_Job:_ Omit the pictures and output every entry below exactly as written.

[Start Material provided]

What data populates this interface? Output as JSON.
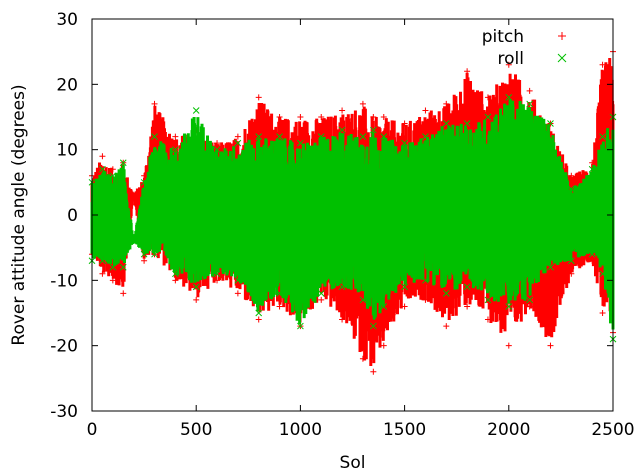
{
  "chart_data": {
    "type": "scatter",
    "title": "",
    "xlabel": "Sol",
    "ylabel": "Rover attitude angle (degrees)",
    "xlim": [
      0,
      2500
    ],
    "ylim": [
      -30,
      30
    ],
    "xticks": [
      0,
      500,
      1000,
      1500,
      2000,
      2500
    ],
    "yticks": [
      -30,
      -20,
      -10,
      0,
      10,
      20,
      30
    ],
    "legend_position": "top-right",
    "grid": false,
    "series": [
      {
        "name": "pitch",
        "marker": "+",
        "color": "#ff0000",
        "envelope": [
          {
            "x": 0,
            "min": -6,
            "max": 6
          },
          {
            "x": 50,
            "min": -9,
            "max": 9
          },
          {
            "x": 100,
            "min": -10,
            "max": 7
          },
          {
            "x": 150,
            "min": -12,
            "max": 8
          },
          {
            "x": 200,
            "min": 3,
            "max": 3
          },
          {
            "x": 250,
            "min": -7,
            "max": 6
          },
          {
            "x": 300,
            "min": -6,
            "max": 17
          },
          {
            "x": 400,
            "min": -10,
            "max": 12
          },
          {
            "x": 500,
            "min": -13,
            "max": 13
          },
          {
            "x": 600,
            "min": -10,
            "max": 11
          },
          {
            "x": 700,
            "min": -12,
            "max": 12
          },
          {
            "x": 800,
            "min": -16,
            "max": 18
          },
          {
            "x": 900,
            "min": -14,
            "max": 15
          },
          {
            "x": 1000,
            "min": -17,
            "max": 15
          },
          {
            "x": 1100,
            "min": -13,
            "max": 15
          },
          {
            "x": 1200,
            "min": -16,
            "max": 16
          },
          {
            "x": 1300,
            "min": -22,
            "max": 17
          },
          {
            "x": 1350,
            "min": -24,
            "max": 15
          },
          {
            "x": 1400,
            "min": -20,
            "max": 15
          },
          {
            "x": 1500,
            "min": -14,
            "max": 14
          },
          {
            "x": 1600,
            "min": -13,
            "max": 16
          },
          {
            "x": 1700,
            "min": -17,
            "max": 17
          },
          {
            "x": 1800,
            "min": -14,
            "max": 22
          },
          {
            "x": 1900,
            "min": -16,
            "max": 18
          },
          {
            "x": 2000,
            "min": -20,
            "max": 23
          },
          {
            "x": 2100,
            "min": -14,
            "max": 19
          },
          {
            "x": 2200,
            "min": -20,
            "max": 14
          },
          {
            "x": 2300,
            "min": -9,
            "max": 6
          },
          {
            "x": 2400,
            "min": -7,
            "max": 8
          },
          {
            "x": 2450,
            "min": -15,
            "max": 23
          },
          {
            "x": 2500,
            "min": -18,
            "max": 25
          }
        ]
      },
      {
        "name": "roll",
        "marker": "x",
        "color": "#00c000",
        "envelope": [
          {
            "x": 0,
            "min": -7,
            "max": 5
          },
          {
            "x": 50,
            "min": -7,
            "max": 7
          },
          {
            "x": 100,
            "min": -8,
            "max": 6
          },
          {
            "x": 150,
            "min": -8,
            "max": 8
          },
          {
            "x": 200,
            "min": -4,
            "max": -4
          },
          {
            "x": 250,
            "min": -6,
            "max": 5
          },
          {
            "x": 300,
            "min": -6,
            "max": 12
          },
          {
            "x": 400,
            "min": -9,
            "max": 10
          },
          {
            "x": 500,
            "min": -11,
            "max": 16
          },
          {
            "x": 600,
            "min": -9,
            "max": 10
          },
          {
            "x": 700,
            "min": -10,
            "max": 11
          },
          {
            "x": 800,
            "min": -15,
            "max": 12
          },
          {
            "x": 900,
            "min": -12,
            "max": 12
          },
          {
            "x": 1000,
            "min": -17,
            "max": 11
          },
          {
            "x": 1100,
            "min": -12,
            "max": 12
          },
          {
            "x": 1200,
            "min": -11,
            "max": 13
          },
          {
            "x": 1300,
            "min": -13,
            "max": 12
          },
          {
            "x": 1350,
            "min": -17,
            "max": 13
          },
          {
            "x": 1400,
            "min": -14,
            "max": 12
          },
          {
            "x": 1500,
            "min": -11,
            "max": 11
          },
          {
            "x": 1600,
            "min": -10,
            "max": 12
          },
          {
            "x": 1700,
            "min": -12,
            "max": 14
          },
          {
            "x": 1800,
            "min": -11,
            "max": 14
          },
          {
            "x": 1900,
            "min": -13,
            "max": 15
          },
          {
            "x": 2000,
            "min": -14,
            "max": 18
          },
          {
            "x": 2100,
            "min": -13,
            "max": 17
          },
          {
            "x": 2200,
            "min": -8,
            "max": 14
          },
          {
            "x": 2300,
            "min": -7,
            "max": 4
          },
          {
            "x": 2400,
            "min": -6,
            "max": 7
          },
          {
            "x": 2450,
            "min": -9,
            "max": 12
          },
          {
            "x": 2500,
            "min": -19,
            "max": 15
          }
        ]
      }
    ]
  }
}
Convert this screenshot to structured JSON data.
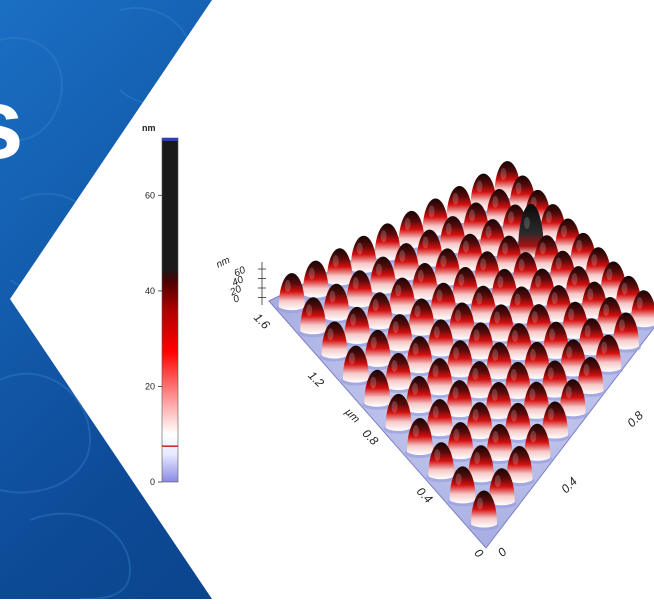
{
  "headline_fragment": "s",
  "colorbar": {
    "unit": "nm",
    "ticks": [
      "60",
      "40",
      "20",
      "0"
    ],
    "marker_value": 7.5,
    "range": [
      0,
      72
    ]
  },
  "surface_plot": {
    "z_axis": {
      "unit": "nm",
      "ticks": [
        "60",
        "40",
        "20",
        "0"
      ]
    },
    "left_axis": {
      "unit": "µm",
      "ticks": [
        "0",
        "0.4",
        "0.8",
        "1.2",
        "1.6"
      ]
    },
    "right_axis": {
      "ticks": [
        "0",
        "0.4",
        "0.8"
      ]
    },
    "feature_count_visible": 96
  },
  "colors": {
    "background_blue": "#0d4a96",
    "hexagon": "#ffffff",
    "bump_top": "#1a0a0a",
    "bump_mid": "#e01010",
    "surface": "#b8bde8"
  }
}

[End Material provided]

_Answer for the task:_
What data populates this interface? Output as JSON.
{
  "chart_data": {
    "type": "scatter",
    "title": "",
    "xlabel": "Sol",
    "ylabel": "Rover attitude angle (degrees)",
    "xlim": [
      0,
      2500
    ],
    "ylim": [
      -30,
      30
    ],
    "xticks": [
      0,
      500,
      1000,
      1500,
      2000,
      2500
    ],
    "yticks": [
      -30,
      -20,
      -10,
      0,
      10,
      20,
      30
    ],
    "legend_position": "top-right",
    "grid": false,
    "series": [
      {
        "name": "pitch",
        "marker": "+",
        "color": "#ff0000",
        "envelope": [
          {
            "x": 0,
            "min": -6,
            "max": 6
          },
          {
            "x": 50,
            "min": -9,
            "max": 9
          },
          {
            "x": 100,
            "min": -10,
            "max": 7
          },
          {
            "x": 150,
            "min": -12,
            "max": 8
          },
          {
            "x": 200,
            "min": 3,
            "max": 3
          },
          {
            "x": 250,
            "min": -7,
            "max": 6
          },
          {
            "x": 300,
            "min": -6,
            "max": 17
          },
          {
            "x": 400,
            "min": -10,
            "max": 12
          },
          {
            "x": 500,
            "min": -13,
            "max": 13
          },
          {
            "x": 600,
            "min": -10,
            "max": 11
          },
          {
            "x": 700,
            "min": -12,
            "max": 12
          },
          {
            "x": 800,
            "min": -16,
            "max": 18
          },
          {
            "x": 900,
            "min": -14,
            "max": 15
          },
          {
            "x": 1000,
            "min": -17,
            "max": 15
          },
          {
            "x": 1100,
            "min": -13,
            "max": 15
          },
          {
            "x": 1200,
            "min": -16,
            "max": 16
          },
          {
            "x": 1300,
            "min": -22,
            "max": 17
          },
          {
            "x": 1350,
            "min": -24,
            "max": 15
          },
          {
            "x": 1400,
            "min": -20,
            "max": 15
          },
          {
            "x": 1500,
            "min": -14,
            "max": 14
          },
          {
            "x": 1600,
            "min": -13,
            "max": 16
          },
          {
            "x": 1700,
            "min": -17,
            "max": 17
          },
          {
            "x": 1800,
            "min": -14,
            "max": 22
          },
          {
            "x": 1900,
            "min": -16,
            "max": 18
          },
          {
            "x": 2000,
            "min": -20,
            "max": 23
          },
          {
            "x": 2100,
            "min": -14,
            "max": 19
          },
          {
            "x": 2200,
            "min": -20,
            "max": 14
          },
          {
            "x": 2300,
            "min": -9,
            "max": 6
          },
          {
            "x": 2400,
            "min": -7,
            "max": 8
          },
          {
            "x": 2450,
            "min": -15,
            "max": 23
          },
          {
            "x": 2500,
            "min": -18,
            "max": 25
          }
        ]
      },
      {
        "name": "roll",
        "marker": "x",
        "color": "#00c000",
        "envelope": [
          {
            "x": 0,
            "min": -7,
            "max": 5
          },
          {
            "x": 50,
            "min": -7,
            "max": 7
          },
          {
            "x": 100,
            "min": -8,
            "max": 6
          },
          {
            "x": 150,
            "min": -8,
            "max": 8
          },
          {
            "x": 200,
            "min": -4,
            "max": -4
          },
          {
            "x": 250,
            "min": -6,
            "max": 5
          },
          {
            "x": 300,
            "min": -6,
            "max": 12
          },
          {
            "x": 400,
            "min": -9,
            "max": 10
          },
          {
            "x": 500,
            "min": -11,
            "max": 16
          },
          {
            "x": 600,
            "min": -9,
            "max": 10
          },
          {
            "x": 700,
            "min": -10,
            "max": 11
          },
          {
            "x": 800,
            "min": -15,
            "max": 12
          },
          {
            "x": 900,
            "min": -12,
            "max": 12
          },
          {
            "x": 1000,
            "min": -17,
            "max": 11
          },
          {
            "x": 1100,
            "min": -12,
            "max": 12
          },
          {
            "x": 1200,
            "min": -11,
            "max": 13
          },
          {
            "x": 1300,
            "min": -13,
            "max": 12
          },
          {
            "x": 1350,
            "min": -17,
            "max": 13
          },
          {
            "x": 1400,
            "min": -14,
            "max": 12
          },
          {
            "x": 1500,
            "min": -11,
            "max": 11
          },
          {
            "x": 1600,
            "min": -10,
            "max": 12
          },
          {
            "x": 1700,
            "min": -12,
            "max": 14
          },
          {
            "x": 1800,
            "min": -11,
            "max": 14
          },
          {
            "x": 1900,
            "min": -13,
            "max": 15
          },
          {
            "x": 2000,
            "min": -14,
            "max": 18
          },
          {
            "x": 2100,
            "min": -13,
            "max": 17
          },
          {
            "x": 2200,
            "min": -8,
            "max": 14
          },
          {
            "x": 2300,
            "min": -7,
            "max": 4
          },
          {
            "x": 2400,
            "min": -6,
            "max": 7
          },
          {
            "x": 2450,
            "min": -9,
            "max": 12
          },
          {
            "x": 2500,
            "min": -19,
            "max": 15
          }
        ]
      }
    ]
  }
}
Convert this screenshot to structured JSON data.
{
  "headline_fragment": "s",
  "colorbar": {
    "unit": "nm",
    "ticks": [
      "60",
      "40",
      "20",
      "0"
    ],
    "marker_value": 7.5,
    "range": [
      0,
      72
    ]
  },
  "surface_plot": {
    "z_axis": {
      "unit": "nm",
      "ticks": [
        "60",
        "40",
        "20",
        "0"
      ]
    },
    "left_axis": {
      "unit": "µm",
      "ticks": [
        "0",
        "0.4",
        "0.8",
        "1.2",
        "1.6"
      ]
    },
    "right_axis": {
      "ticks": [
        "0",
        "0.4",
        "0.8"
      ]
    },
    "feature_count_visible": 96
  },
  "colors": {
    "background_blue": "#0d4a96",
    "hexagon": "#ffffff",
    "bump_top": "#1a0a0a",
    "bump_mid": "#e01010",
    "surface": "#b8bde8"
  }
}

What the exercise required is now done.